__TO DO__
Check each line of the listing, and copy it if it contains the word "alpha".

[Data excerpts]
════════════════════

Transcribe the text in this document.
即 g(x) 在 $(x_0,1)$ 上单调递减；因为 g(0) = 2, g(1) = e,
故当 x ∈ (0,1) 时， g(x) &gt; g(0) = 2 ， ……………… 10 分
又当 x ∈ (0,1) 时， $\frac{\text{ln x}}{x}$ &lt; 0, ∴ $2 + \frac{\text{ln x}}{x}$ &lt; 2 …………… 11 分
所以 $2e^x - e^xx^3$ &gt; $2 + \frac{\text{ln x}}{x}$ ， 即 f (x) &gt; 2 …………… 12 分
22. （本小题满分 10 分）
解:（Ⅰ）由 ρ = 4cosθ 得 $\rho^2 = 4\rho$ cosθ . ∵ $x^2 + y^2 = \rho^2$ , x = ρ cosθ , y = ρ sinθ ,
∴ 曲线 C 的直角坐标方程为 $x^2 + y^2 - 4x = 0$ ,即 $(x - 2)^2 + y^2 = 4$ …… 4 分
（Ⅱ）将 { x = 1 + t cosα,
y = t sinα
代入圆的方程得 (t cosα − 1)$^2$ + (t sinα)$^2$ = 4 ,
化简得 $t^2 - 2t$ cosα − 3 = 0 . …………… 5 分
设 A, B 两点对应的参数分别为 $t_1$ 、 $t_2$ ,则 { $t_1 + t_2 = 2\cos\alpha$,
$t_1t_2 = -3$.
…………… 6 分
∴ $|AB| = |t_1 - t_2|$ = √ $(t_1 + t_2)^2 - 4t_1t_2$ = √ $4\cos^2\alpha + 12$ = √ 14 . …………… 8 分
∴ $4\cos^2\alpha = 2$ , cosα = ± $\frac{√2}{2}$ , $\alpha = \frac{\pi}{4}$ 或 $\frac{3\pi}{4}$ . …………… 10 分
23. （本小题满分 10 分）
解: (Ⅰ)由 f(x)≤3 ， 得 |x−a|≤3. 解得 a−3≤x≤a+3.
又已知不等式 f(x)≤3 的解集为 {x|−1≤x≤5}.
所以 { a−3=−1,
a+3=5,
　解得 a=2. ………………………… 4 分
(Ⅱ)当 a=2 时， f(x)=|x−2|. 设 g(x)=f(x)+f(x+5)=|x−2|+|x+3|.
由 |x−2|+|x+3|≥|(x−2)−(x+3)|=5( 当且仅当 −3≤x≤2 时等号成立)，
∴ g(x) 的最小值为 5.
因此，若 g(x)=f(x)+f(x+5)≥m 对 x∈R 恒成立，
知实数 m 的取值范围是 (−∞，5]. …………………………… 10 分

════════════════════

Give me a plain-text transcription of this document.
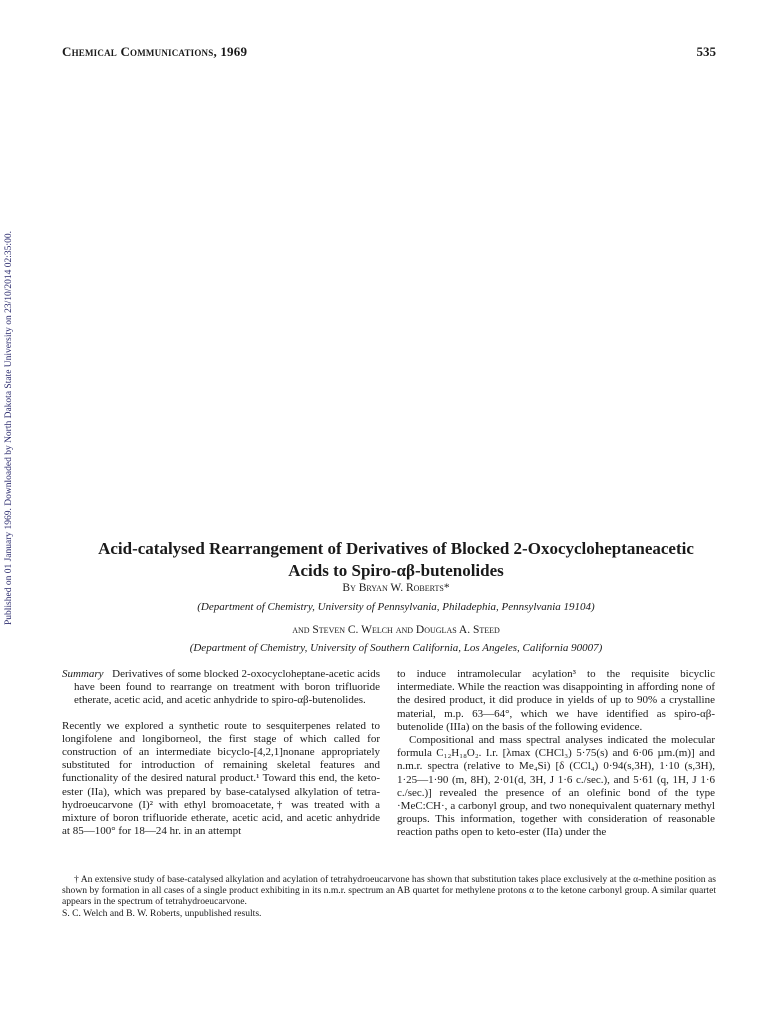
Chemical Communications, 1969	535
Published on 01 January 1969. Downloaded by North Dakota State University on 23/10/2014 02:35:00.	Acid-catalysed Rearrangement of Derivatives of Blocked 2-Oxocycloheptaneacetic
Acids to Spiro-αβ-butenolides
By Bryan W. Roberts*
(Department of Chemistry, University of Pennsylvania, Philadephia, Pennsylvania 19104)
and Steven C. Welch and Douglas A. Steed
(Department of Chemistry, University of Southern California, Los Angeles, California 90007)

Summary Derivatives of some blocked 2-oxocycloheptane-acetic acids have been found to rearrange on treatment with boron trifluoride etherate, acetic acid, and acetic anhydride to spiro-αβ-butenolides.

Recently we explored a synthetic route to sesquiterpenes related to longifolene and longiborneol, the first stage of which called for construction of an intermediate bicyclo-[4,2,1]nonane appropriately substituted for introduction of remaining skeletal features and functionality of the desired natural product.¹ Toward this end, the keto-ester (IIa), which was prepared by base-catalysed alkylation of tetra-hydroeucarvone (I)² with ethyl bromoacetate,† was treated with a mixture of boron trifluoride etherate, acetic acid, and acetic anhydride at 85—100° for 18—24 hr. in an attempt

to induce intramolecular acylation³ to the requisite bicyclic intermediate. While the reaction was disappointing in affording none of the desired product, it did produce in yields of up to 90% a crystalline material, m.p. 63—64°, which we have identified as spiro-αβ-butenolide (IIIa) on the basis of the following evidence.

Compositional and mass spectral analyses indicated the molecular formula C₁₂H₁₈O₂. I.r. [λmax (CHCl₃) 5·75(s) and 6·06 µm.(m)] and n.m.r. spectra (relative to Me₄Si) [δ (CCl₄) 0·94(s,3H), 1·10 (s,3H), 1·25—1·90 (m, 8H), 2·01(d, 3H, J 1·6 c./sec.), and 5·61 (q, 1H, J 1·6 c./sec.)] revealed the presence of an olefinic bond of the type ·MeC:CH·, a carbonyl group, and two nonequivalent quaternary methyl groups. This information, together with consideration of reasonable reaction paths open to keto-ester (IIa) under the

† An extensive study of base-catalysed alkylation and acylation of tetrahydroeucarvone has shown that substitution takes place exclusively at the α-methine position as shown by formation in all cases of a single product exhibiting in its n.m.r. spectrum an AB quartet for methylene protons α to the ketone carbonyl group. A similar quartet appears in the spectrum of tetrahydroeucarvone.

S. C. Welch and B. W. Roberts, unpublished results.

════════════════════

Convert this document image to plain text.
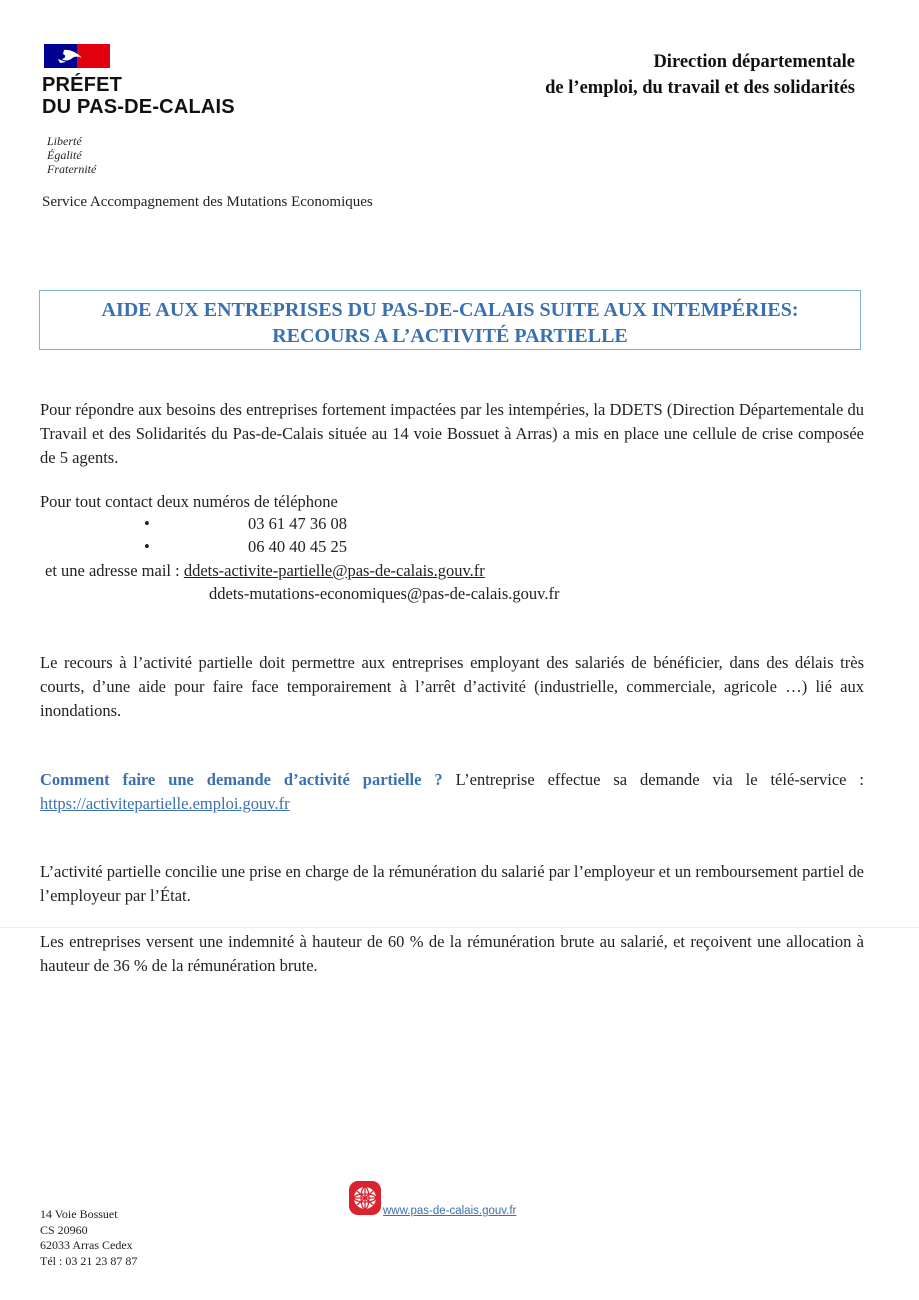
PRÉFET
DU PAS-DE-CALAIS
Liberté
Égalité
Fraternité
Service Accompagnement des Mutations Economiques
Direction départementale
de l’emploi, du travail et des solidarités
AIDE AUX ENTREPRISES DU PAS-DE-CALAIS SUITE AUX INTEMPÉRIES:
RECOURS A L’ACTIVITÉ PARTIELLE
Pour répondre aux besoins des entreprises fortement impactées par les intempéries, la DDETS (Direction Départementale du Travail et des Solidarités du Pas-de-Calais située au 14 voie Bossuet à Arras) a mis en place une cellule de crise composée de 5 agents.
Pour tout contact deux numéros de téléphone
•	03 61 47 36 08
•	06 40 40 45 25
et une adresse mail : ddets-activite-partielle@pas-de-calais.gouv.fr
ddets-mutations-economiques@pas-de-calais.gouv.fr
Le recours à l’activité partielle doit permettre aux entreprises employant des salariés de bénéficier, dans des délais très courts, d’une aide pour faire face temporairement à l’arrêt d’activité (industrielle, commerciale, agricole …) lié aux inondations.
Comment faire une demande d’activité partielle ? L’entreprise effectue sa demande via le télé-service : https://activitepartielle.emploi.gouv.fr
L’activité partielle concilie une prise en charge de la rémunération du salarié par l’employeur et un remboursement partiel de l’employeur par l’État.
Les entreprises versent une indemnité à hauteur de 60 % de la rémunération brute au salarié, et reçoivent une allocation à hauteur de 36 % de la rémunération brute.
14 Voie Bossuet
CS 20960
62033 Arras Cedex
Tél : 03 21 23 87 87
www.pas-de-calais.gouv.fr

════════════════════

__EXERCISE OUTPUT__
设 A, B 两点对应的参数分别为 $t_1$ 、 $t_2$ ,则 { $t_1 + t_2 = 2\cos\alpha$,
∴ $|AB| = |t_1 - t_2|$ = √ $(t_1 + t_2)^2 - 4t_1t_2$ = √ $4\cos^2\alpha + 12$ = √ 14 . …………… 8 分
∴ $4\cos^2\alpha = 2$ , cosα = ± $\frac{√2}{2}$ , $\alpha = \frac{\pi}{4}$ 或 $\frac{3\pi}{4}$ . …………… 10 分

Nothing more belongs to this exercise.